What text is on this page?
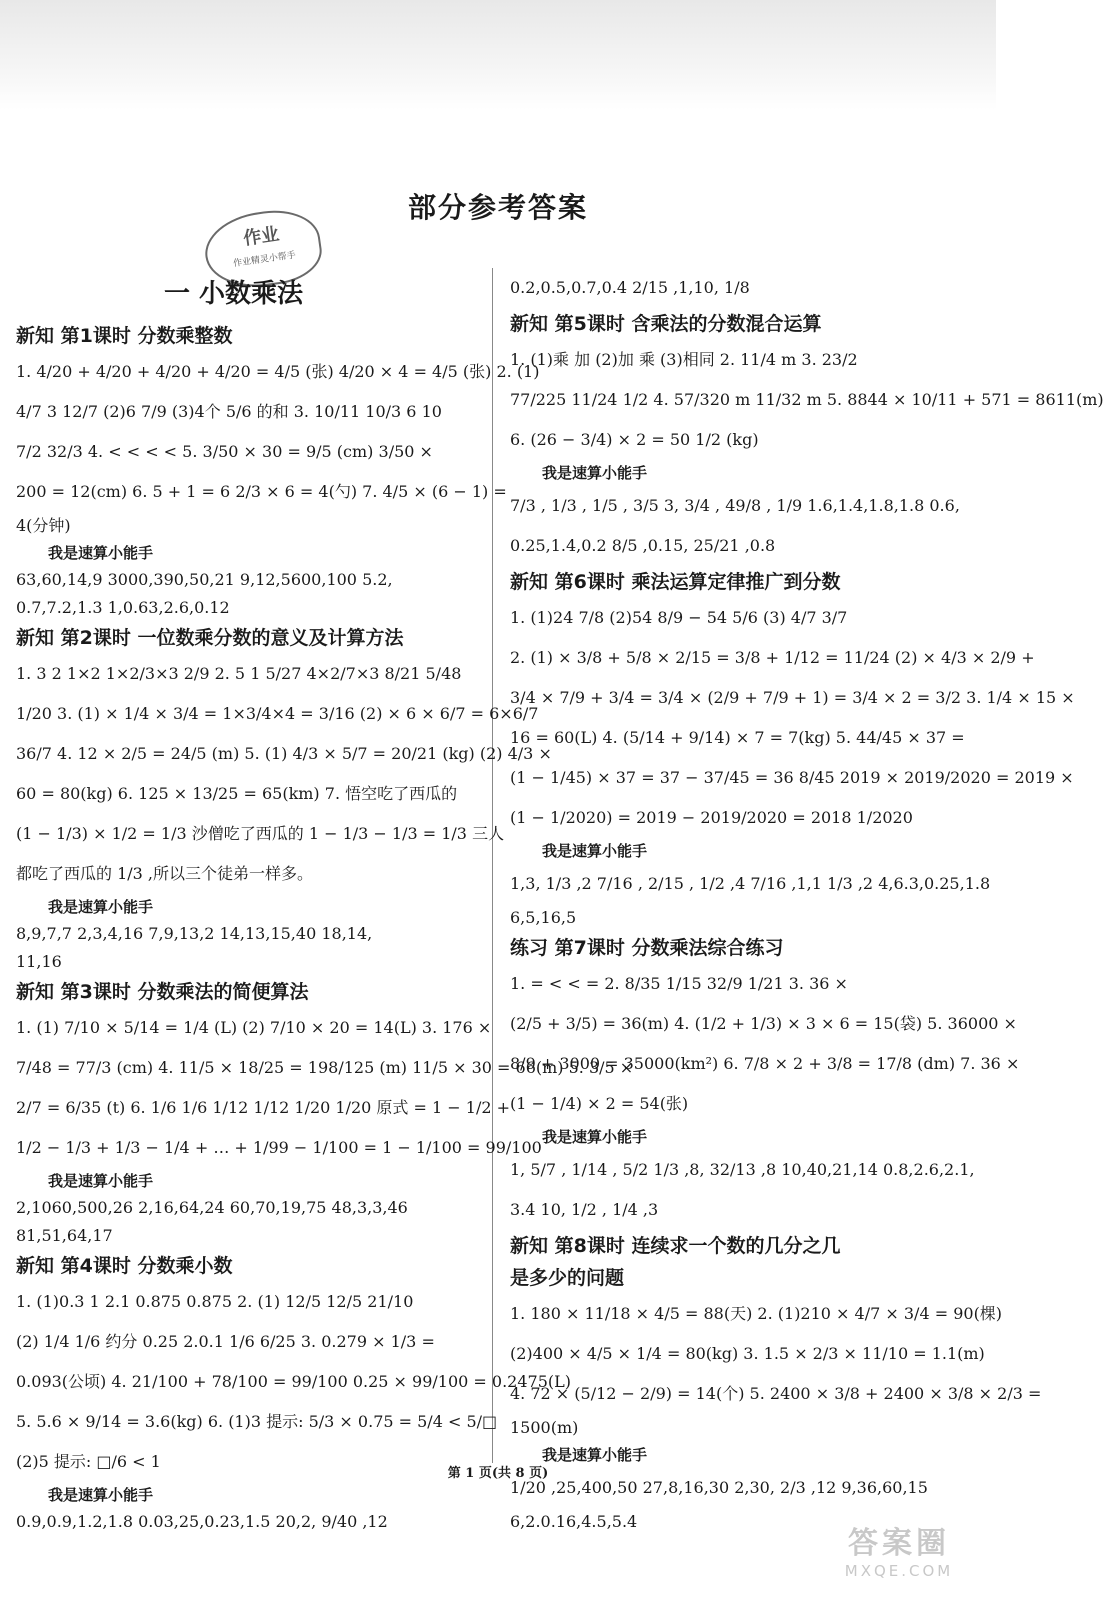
部分参考答案
作业
作业精灵小帮手
一 小数乘法
新知 第1课时 分数乘整数
1. 4/20 + 4/20 + 4/20 + 4/20 = 4/5 (张) 4/20 × 4 = 4/5 (张) 2. (1)
4/7 3 12/7 (2)6 7/9 (3)4个 5/6 的和 3. 10/11 10/3 6 10
7/2 32/3 4. < < < < 5. 3/50 × 30 = 9/5 (cm) 3/50 ×
200 = 12(cm) 6. 5 + 1 = 6 2/3 × 6 = 4(勺) 7. 4/5 × (6 − 1) =
4(分钟)
我是速算小能手
63,60,14,9 3000,390,50,21 9,12,5600,100 5.2,
0.7,7.2,1.3 1,0.63,2.6,0.12
新知 第2课时 一位数乘分数的意义及计算方法
1. 3 2 1×2 1×2/3×3 2/9 2. 5 1 5/27 4×2/7×3 8/21 5/48
1/20 3. (1) × 1/4 × 3/4 = 1×3/4×4 = 3/16 (2) × 6 × 6/7 = 6×6/7
36/7 4. 12 × 2/5 = 24/5 (m) 5. (1) 4/3 × 5/7 = 20/21 (kg) (2) 4/3 ×
60 = 80(kg) 6. 125 × 13/25 = 65(km) 7. 悟空吃了西瓜的
(1 − 1/3) × 1/2 = 1/3 沙僧吃了西瓜的 1 − 1/3 − 1/3 = 1/3 三人
都吃了西瓜的 1/3 ,所以三个徒弟一样多。
我是速算小能手
8,9,7,7 2,3,4,16 7,9,13,2 14,13,15,40 18,14,
11,16
新知 第3课时 分数乘法的简便算法
1. (1) 7/10 × 5/14 = 1/4 (L) (2) 7/10 × 20 = 14(L) 3. 176 ×
7/48 = 77/3 (cm) 4. 11/5 × 18/25 = 198/125 (m) 11/5 × 30 = 66(m) 5. 3/5 ×
2/7 = 6/35 (t) 6. 1/6 1/6 1/12 1/12 1/20 1/20 原式 = 1 − 1/2 +
1/2 − 1/3 + 1/3 − 1/4 + … + 1/99 − 1/100 = 1 − 1/100 = 99/100
我是速算小能手
2,1060,500,26 2,16,64,24 60,70,19,75 48,3,3,46
81,51,64,17
新知 第4课时 分数乘小数
1. (1)0.3 1 2.1 0.875 0.875 2. (1) 12/5 12/5 21/10
(2) 1/4 1/6 约分 0.25 2.0.1 1/6 6/25 3. 0.279 × 1/3 =
0.093(公顷) 4. 21/100 + 78/100 = 99/100 0.25 × 99/100 = 0.2475(L)
5. 5.6 × 9/14 = 3.6(kg) 6. (1)3 提示: 5/3 × 0.75 = 5/4 < 5/□
(2)5 提示: □/6 < 1
我是速算小能手
0.9,0.9,1.2,1.8 0.03,25,0.23,1.5 20,2, 9/40 ,12
0.2,0.5,0.7,0.4 2/15 ,1,10, 1/8
新知 第5课时 含乘法的分数混合运算
1. (1)乘 加 (2)加 乘 (3)相同 2. 11/4 m 3. 23/2
77/225 11/24 1/2 4. 57/320 m 11/32 m 5. 8844 × 10/11 + 571 = 8611(m)
6. (26 − 3/4) × 2 = 50 1/2 (kg)
我是速算小能手
7/3 , 1/3 , 1/5 , 3/5 3, 3/4 , 49/8 , 1/9 1.6,1.4,1.8,1.8 0.6,
0.25,1.4,0.2 8/5 ,0.15, 25/21 ,0.8
新知 第6课时 乘法运算定律推广到分数
1. (1)24 7/8 (2)54 8/9 − 54 5/6 (3) 4/7 3/7
2. (1) × 3/8 + 5/8 × 2/15 = 3/8 + 1/12 = 11/24 (2) × 4/3 × 2/9 +
3/4 × 7/9 + 3/4 = 3/4 × (2/9 + 7/9 + 1) = 3/4 × 2 = 3/2 3. 1/4 × 15 ×
16 = 60(L) 4. (5/14 + 9/14) × 7 = 7(kg) 5. 44/45 × 37 =
(1 − 1/45) × 37 = 37 − 37/45 = 36 8/45 2019 × 2019/2020 = 2019 ×
(1 − 1/2020) = 2019 − 2019/2020 = 2018 1/2020
我是速算小能手
1,3, 1/3 ,2 7/16 , 2/15 , 1/2 ,4 7/16 ,1,1 1/3 ,2 4,6.3,0.25,1.8
6,5,16,5
练习 第7课时 分数乘法综合练习
1. = < < = 2. 8/35 1/15 32/9 1/21 3. 36 ×
(2/5 + 3/5) = 36(m) 4. (1/2 + 1/3) × 3 × 6 = 15(袋) 5. 36000 ×
8/9 + 3000 = 35000(km²) 6. 7/8 × 2 + 3/8 = 17/8 (dm) 7. 36 ×
(1 − 1/4) × 2 = 54(张)
我是速算小能手
1, 5/7 , 1/14 , 5/2 1/3 ,8, 32/13 ,8 10,40,21,14 0.8,2.6,2.1,
3.4 10, 1/2 , 1/4 ,3
新知 第8课时 连续求一个数的几分之几
是多少的问题
1. 180 × 11/18 × 4/5 = 88(天) 2. (1)210 × 4/7 × 3/4 = 90(棵)
(2)400 × 4/5 × 1/4 = 80(kg) 3. 1.5 × 2/3 × 11/10 = 1.1(m)
4. 72 × (5/12 − 2/9) = 14(个) 5. 2400 × 3/8 + 2400 × 3/8 × 2/3 =
1500(m)
我是速算小能手
1/20 ,25,400,50 27,8,16,30 2,30, 2/3 ,12 9,36,60,15
6,2.0.16,4.5,5.4
第 1 页(共 8 页)
答案圈
MXQE.COM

_GIVEN EXERCISE_
Repeat the material above verbatim. Leave the pictures behind.

_EXERCISE RESULT_
What text is on this page?
部分参考答案
作业
作业精灵小帮手
一 小数乘法
新知 第1课时 分数乘整数
1. 4/20 + 4/20 + 4/20 + 4/20 = 4/5 (张) 4/20 × 4 = 4/5 (张) 2. (1)
4/7 3 12/7 (2)6 7/9 (3)4个 5/6 的和 3. 10/11 10/3 6 10
7/2 32/3 4. < < < < 5. 3/50 × 30 = 9/5 (cm) 3/50 ×
200 = 12(cm) 6. 5 + 1 = 6 2/3 × 6 = 4(勺) 7. 4/5 × (6 − 1) =
4(分钟)
我是速算小能手
63,60,14,9 3000,390,50,21 9,12,5600,100 5.2,
0.7,7.2,1.3 1,0.63,2.6,0.12
新知 第2课时 一位数乘分数的意义及计算方法
1. 3 2 1×2 1×2/3×3 2/9 2. 5 1 5/27 4×2/7×3 8/21 5/48
1/20 3. (1) × 1/4 × 3/4 = 1×3/4×4 = 3/16 (2) × 6 × 6/7 = 6×6/7
36/7 4. 12 × 2/5 = 24/5 (m) 5. (1) 4/3 × 5/7 = 20/21 (kg) (2) 4/3 ×
60 = 80(kg) 6. 125 × 13/25 = 65(km) 7. 悟空吃了西瓜的
(1 − 1/3) × 1/2 = 1/3 沙僧吃了西瓜的 1 − 1/3 − 1/3 = 1/3 三人
都吃了西瓜的 1/3 ,所以三个徒弟一样多。
我是速算小能手
8,9,7,7 2,3,4,16 7,9,13,2 14,13,15,40 18,14,
11,16
新知 第3课时 分数乘法的简便算法
1. (1) 7/10 × 5/14 = 1/4 (L) (2) 7/10 × 20 = 14(L) 3. 176 ×
7/48 = 77/3 (cm) 4. 11/5 × 18/25 = 198/125 (m) 11/5 × 30 = 66(m) 5. 3/5 ×
2/7 = 6/35 (t) 6. 1/6 1/6 1/12 1/12 1/20 1/20 原式 = 1 − 1/2 +
1/2 − 1/3 + 1/3 − 1/4 + … + 1/99 − 1/100 = 1 − 1/100 = 99/100
我是速算小能手
2,1060,500,26 2,16,64,24 60,70,19,75 48,3,3,46
81,51,64,17
新知 第4课时 分数乘小数
1. (1)0.3 1 2.1 0.875 0.875 2. (1) 12/5 12/5 21/10
(2) 1/4 1/6 约分 0.25 2.0.1 1/6 6/25 3. 0.279 × 1/3 =
0.093(公顷) 4. 21/100 + 78/100 = 99/100 0.25 × 99/100 = 0.2475(L)
5. 5.6 × 9/14 = 3.6(kg) 6. (1)3 提示: 5/3 × 0.75 = 5/4 < 5/□
(2)5 提示: □/6 < 1
我是速算小能手
0.9,0.9,1.2,1.8 0.03,25,0.23,1.5 20,2, 9/40 ,12
0.2,0.5,0.7,0.4 2/15 ,1,10, 1/8
新知 第5课时 含乘法的分数混合运算
1. (1)乘 加 (2)加 乘 (3)相同 2. 11/4 m 3. 23/2
77/225 11/24 1/2 4. 57/320 m 11/32 m 5. 8844 × 10/11 + 571 = 8611(m)
6. (26 − 3/4) × 2 = 50 1/2 (kg)
我是速算小能手
7/3 , 1/3 , 1/5 , 3/5 3, 3/4 , 49/8 , 1/9 1.6,1.4,1.8,1.8 0.6,
0.25,1.4,0.2 8/5 ,0.15, 25/21 ,0.8
新知 第6课时 乘法运算定律推广到分数
1. (1)24 7/8 (2)54 8/9 − 54 5/6 (3) 4/7 3/7
2. (1) × 3/8 + 5/8 × 2/15 = 3/8 + 1/12 = 11/24 (2) × 4/3 × 2/9 +
3/4 × 7/9 + 3/4 = 3/4 × (2/9 + 7/9 + 1) = 3/4 × 2 = 3/2 3. 1/4 × 15 ×
16 = 60(L) 4. (5/14 + 9/14) × 7 = 7(kg) 5. 44/45 × 37 =
(1 − 1/45) × 37 = 37 − 37/45 = 36 8/45 2019 × 2019/2020 = 2019 ×
(1 − 1/2020) = 2019 − 2019/2020 = 2018 1/2020
我是速算小能手
1,3, 1/3 ,2 7/16 , 2/15 , 1/2 ,4 7/16 ,1,1 1/3 ,2 4,6.3,0.25,1.8
6,5,16,5
练习 第7课时 分数乘法综合练习
1. = < < = 2. 8/35 1/15 32/9 1/21 3. 36 ×
(2/5 + 3/5) = 36(m) 4. (1/2 + 1/3) × 3 × 6 = 15(袋) 5. 36000 ×
8/9 + 3000 = 35000(km²) 6. 7/8 × 2 + 3/8 = 17/8 (dm) 7. 36 ×
(1 − 1/4) × 2 = 54(张)
我是速算小能手
1, 5/7 , 1/14 , 5/2 1/3 ,8, 32/13 ,8 10,40,21,14 0.8,2.6,2.1,
3.4 10, 1/2 , 1/4 ,3
新知 第8课时 连续求一个数的几分之几
是多少的问题
1. 180 × 11/18 × 4/5 = 88(天) 2. (1)210 × 4/7 × 3/4 = 90(棵)
(2)400 × 4/5 × 1/4 = 80(kg) 3. 1.5 × 2/3 × 11/10 = 1.1(m)
4. 72 × (5/12 − 2/9) = 14(个) 5. 2400 × 3/8 + 2400 × 3/8 × 2/3 =
1500(m)
我是速算小能手
1/20 ,25,400,50 27,8,16,30 2,30, 2/3 ,12 9,36,60,15
6,2.0.16,4.5,5.4
第 1 页(共 8 页)
答案圈
MXQE.COM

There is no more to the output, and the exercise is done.